TO DO:
Send each entry back exactly as given, pictures excluded.

RECORD LIST:
────────────────────────────────────────

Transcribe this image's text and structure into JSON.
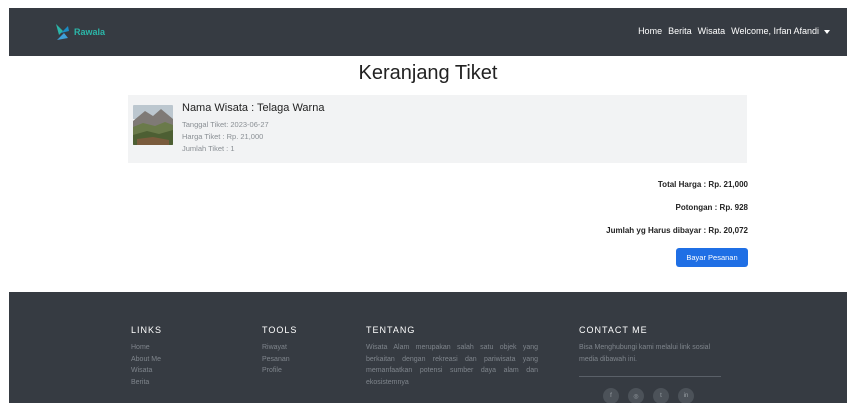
{
  "navbar": {
    "brand": "Rawala",
    "links": [
      "Home",
      "Berita",
      "Wisata"
    ],
    "user_menu": "Welcome, Irfan Afandi"
  },
  "page": {
    "title": "Keranjang Tiket"
  },
  "cart": {
    "items": [
      {
        "name": "Nama Wisata : Telaga Warna",
        "date": "Tanggal Tiket: 2023-06-27",
        "price": "Harga Tiket : Rp. 21,000",
        "quantity": "Jumlah Tiket : 1"
      }
    ]
  },
  "summary": {
    "total": "Total Harga : Rp. 21,000",
    "discount": "Potongan : Rp. 928",
    "due": "Jumlah yg Harus dibayar : Rp. 20,072",
    "pay_button": "Bayar Pesanan"
  },
  "footer": {
    "links": {
      "heading": "LINKS",
      "items": [
        "Home",
        "About Me",
        "Wisata",
        "Berita"
      ]
    },
    "tools": {
      "heading": "TOOLS",
      "items": [
        "Riwayat",
        "Pesanan",
        "Profile"
      ]
    },
    "about": {
      "heading": "TENTANG",
      "text": "Wisata Alam merupakan salah satu objek yang berkaitan dengan rekreasi dan pariwisata yang memanfaatkan potensi sumber daya alam dan ekosistemnya"
    },
    "contact": {
      "heading": "CONTACT ME",
      "text": "Bisa Menghubungi kami melalui link sosial media dibawah ini.",
      "socials": [
        "facebook-icon",
        "instagram-icon",
        "twitter-icon",
        "linkedin-icon"
      ]
    }
  },
  "colors": {
    "navbar_bg": "#363b42",
    "brand_accent": "#2bb6a8",
    "button_primary": "#1f6fe5",
    "card_bg": "#f2f3f4"
  }
}
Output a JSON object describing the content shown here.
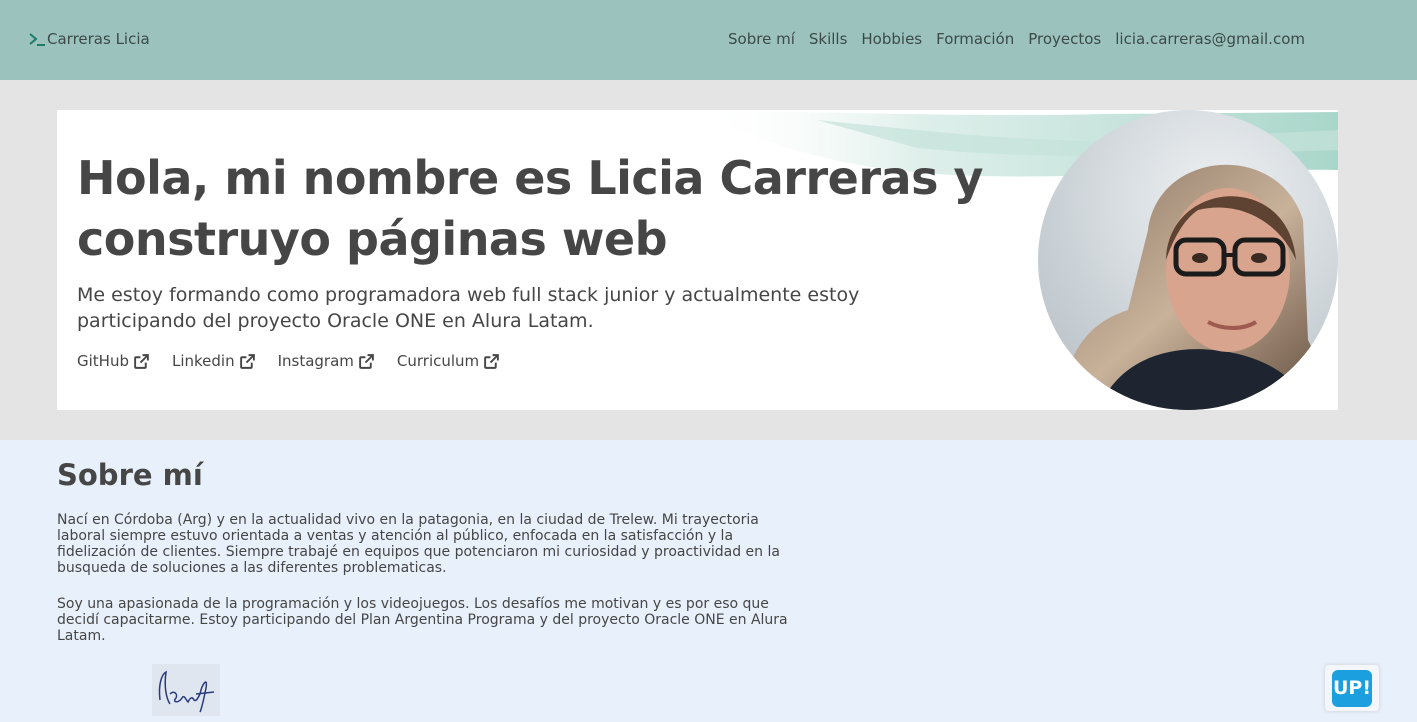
{
  "header": {
    "brand": "Carreras Licia",
    "nav": [
      {
        "label": "Sobre mí"
      },
      {
        "label": "Skills"
      },
      {
        "label": "Hobbies"
      },
      {
        "label": "Formación"
      },
      {
        "label": "Proyectos"
      },
      {
        "label": "licia.carreras@gmail.com"
      }
    ]
  },
  "hero": {
    "title": "Hola, mi nombre es Licia Carreras y construyo páginas web",
    "subtitle": "Me estoy formando como programadora web full stack junior y actualmente estoy participando del proyecto Oracle ONE en Alura Latam.",
    "links": [
      {
        "label": "GitHub",
        "icon": "external-link-icon"
      },
      {
        "label": "Linkedin",
        "icon": "external-link-icon"
      },
      {
        "label": "Instagram",
        "icon": "external-link-icon"
      },
      {
        "label": "Curriculum",
        "icon": "external-link-icon"
      }
    ]
  },
  "about": {
    "title": "Sobre mí",
    "paragraphs": [
      "Nací en Córdoba (Arg) y en la actualidad vivo en la patagonia, en la ciudad de Trelew. Mi trayectoria laboral siempre estuvo orientada a ventas y atención al público, enfocada en la satisfacción y la fidelización de clientes. Siempre trabajé en equipos que potenciaron mi curiosidad y proactividad en la busqueda de soluciones a las diferentes problematicas.",
      "Soy una apasionada de la programación y los videojuegos. Los desafíos me motivan y es por eso que decidí capacitarme. Estoy participando del Plan Argentina Programa y del proyecto Oracle ONE en Alura Latam."
    ]
  },
  "up_button": {
    "label": "UP!"
  },
  "colors": {
    "header_bg": "#9cc2be",
    "page_bg": "#e4e4e4",
    "about_bg": "#e8f0fb",
    "text": "#464646",
    "accent": "#1b9fde",
    "brand_icon": "#1f7a6a"
  }
}
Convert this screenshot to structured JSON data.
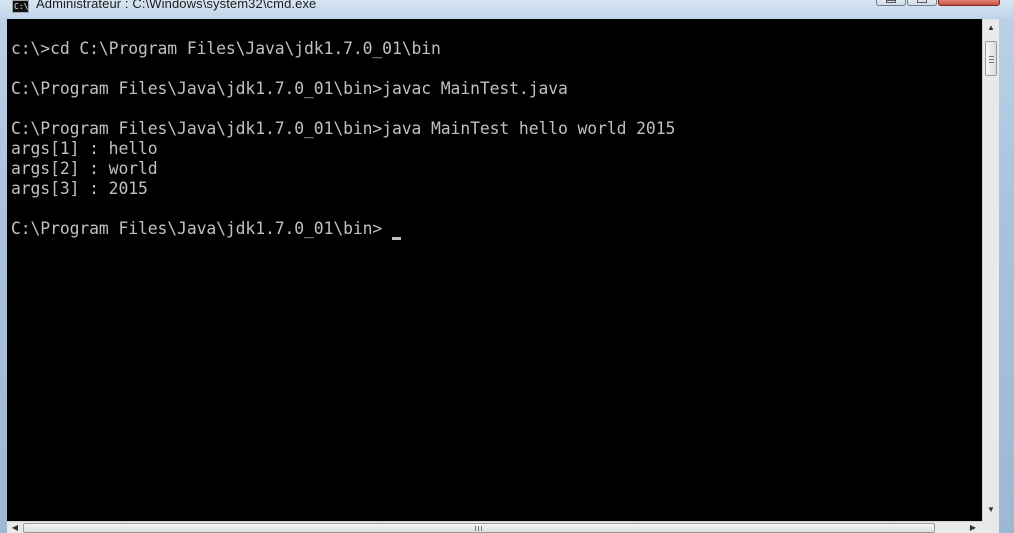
{
  "window": {
    "title": "Administrateur : C:\\Windows\\system32\\cmd.exe",
    "icon": "command-prompt-icon"
  },
  "console": {
    "lines": [
      "c:\\>cd C:\\Program Files\\Java\\jdk1.7.0_01\\bin",
      "",
      "C:\\Program Files\\Java\\jdk1.7.0_01\\bin>javac MainTest.java",
      "",
      "C:\\Program Files\\Java\\jdk1.7.0_01\\bin>java MainTest hello world 2015",
      "args[1] : hello",
      "args[2] : world",
      "args[3] : 2015",
      "",
      "C:\\Program Files\\Java\\jdk1.7.0_01\\bin>"
    ]
  },
  "colors": {
    "console_background": "#000000",
    "console_text": "#c0c0c0"
  }
}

────────────────────────────────────────

RESPONSE:
Transcribe this image's text and structure into JSON.
{
  "navbar": {
    "brand": "Rawala",
    "links": [
      "Home",
      "Berita",
      "Wisata"
    ],
    "user_menu": "Welcome, Irfan Afandi"
  },
  "page": {
    "title": "Keranjang Tiket"
  },
  "cart": {
    "items": [
      {
        "name": "Nama Wisata : Telaga Warna",
        "date": "Tanggal Tiket: 2023-06-27",
        "price": "Harga Tiket : Rp. 21,000",
        "quantity": "Jumlah Tiket : 1"
      }
    ]
  },
  "summary": {
    "total": "Total Harga : Rp. 21,000",
    "discount": "Potongan : Rp. 928",
    "due": "Jumlah yg Harus dibayar : Rp. 20,072",
    "pay_button": "Bayar Pesanan"
  },
  "footer": {
    "links": {
      "heading": "LINKS",
      "items": [
        "Home",
        "About Me",
        "Wisata",
        "Berita"
      ]
    },
    "tools": {
      "heading": "TOOLS",
      "items": [
        "Riwayat",
        "Pesanan",
        "Profile"
      ]
    },
    "about": {
      "heading": "TENTANG",
      "text": "Wisata Alam merupakan salah satu objek yang berkaitan dengan rekreasi dan pariwisata yang memanfaatkan potensi sumber daya alam dan ekosistemnya"
    },
    "contact": {
      "heading": "CONTACT ME",
      "text": "Bisa Menghubungi kami melalui link sosial media dibawah ini.",
      "socials": [
        "facebook-icon",
        "instagram-icon",
        "twitter-icon",
        "linkedin-icon"
      ]
    }
  },
  "colors": {
    "navbar_bg": "#363b42",
    "brand_accent": "#2bb6a8",
    "button_primary": "#1f6fe5",
    "card_bg": "#f2f3f4"
  }
}
Output a JSON object describing the content shown here.
{
  "header": {
    "brand": "Carreras Licia",
    "nav": [
      {
        "label": "Sobre mí"
      },
      {
        "label": "Skills"
      },
      {
        "label": "Hobbies"
      },
      {
        "label": "Formación"
      },
      {
        "label": "Proyectos"
      },
      {
        "label": "licia.carreras@gmail.com"
      }
    ]
  },
  "hero": {
    "title": "Hola, mi nombre es Licia Carreras y construyo páginas web",
    "subtitle": "Me estoy formando como programadora web full stack junior y actualmente estoy participando del proyecto Oracle ONE en Alura Latam.",
    "links": [
      {
        "label": "GitHub",
        "icon": "external-link-icon"
      },
      {
        "label": "Linkedin",
        "icon": "external-link-icon"
      },
      {
        "label": "Instagram",
        "icon": "external-link-icon"
      },
      {
        "label": "Curriculum",
        "icon": "external-link-icon"
      }
    ]
  },
  "about": {
    "title": "Sobre mí",
    "paragraphs": [
      "Nací en Córdoba (Arg) y en la actualidad vivo en la patagonia, en la ciudad de Trelew. Mi trayectoria laboral siempre estuvo orientada a ventas y atención al público, enfocada en la satisfacción y la fidelización de clientes. Siempre trabajé en equipos que potenciaron mi curiosidad y proactividad en la busqueda de soluciones a las diferentes problematicas.",
      "Soy una apasionada de la programación y los videojuegos. Los desafíos me motivan y es por eso que decidí capacitarme. Estoy participando del Plan Argentina Programa y del proyecto Oracle ONE en Alura Latam."
    ]
  },
  "up_button": {
    "label": "UP!"
  },
  "colors": {
    "header_bg": "#9cc2be",
    "page_bg": "#e4e4e4",
    "about_bg": "#e8f0fb",
    "text": "#464646",
    "accent": "#1b9fde",
    "brand_icon": "#1f7a6a"
  }
}
Convert this screenshot to structured JSON data.
{
  "window": {
    "title": "Administrateur : C:\\Windows\\system32\\cmd.exe",
    "icon": "command-prompt-icon"
  },
  "console": {
    "lines": [
      "c:\\>cd C:\\Program Files\\Java\\jdk1.7.0_01\\bin",
      "",
      "C:\\Program Files\\Java\\jdk1.7.0_01\\bin>javac MainTest.java",
      "",
      "C:\\Program Files\\Java\\jdk1.7.0_01\\bin>java MainTest hello world 2015",
      "args[1] : hello",
      "args[2] : world",
      "args[3] : 2015",
      "",
      "C:\\Program Files\\Java\\jdk1.7.0_01\\bin>"
    ]
  },
  "colors": {
    "console_background": "#000000",
    "console_text": "#c0c0c0"
  }
}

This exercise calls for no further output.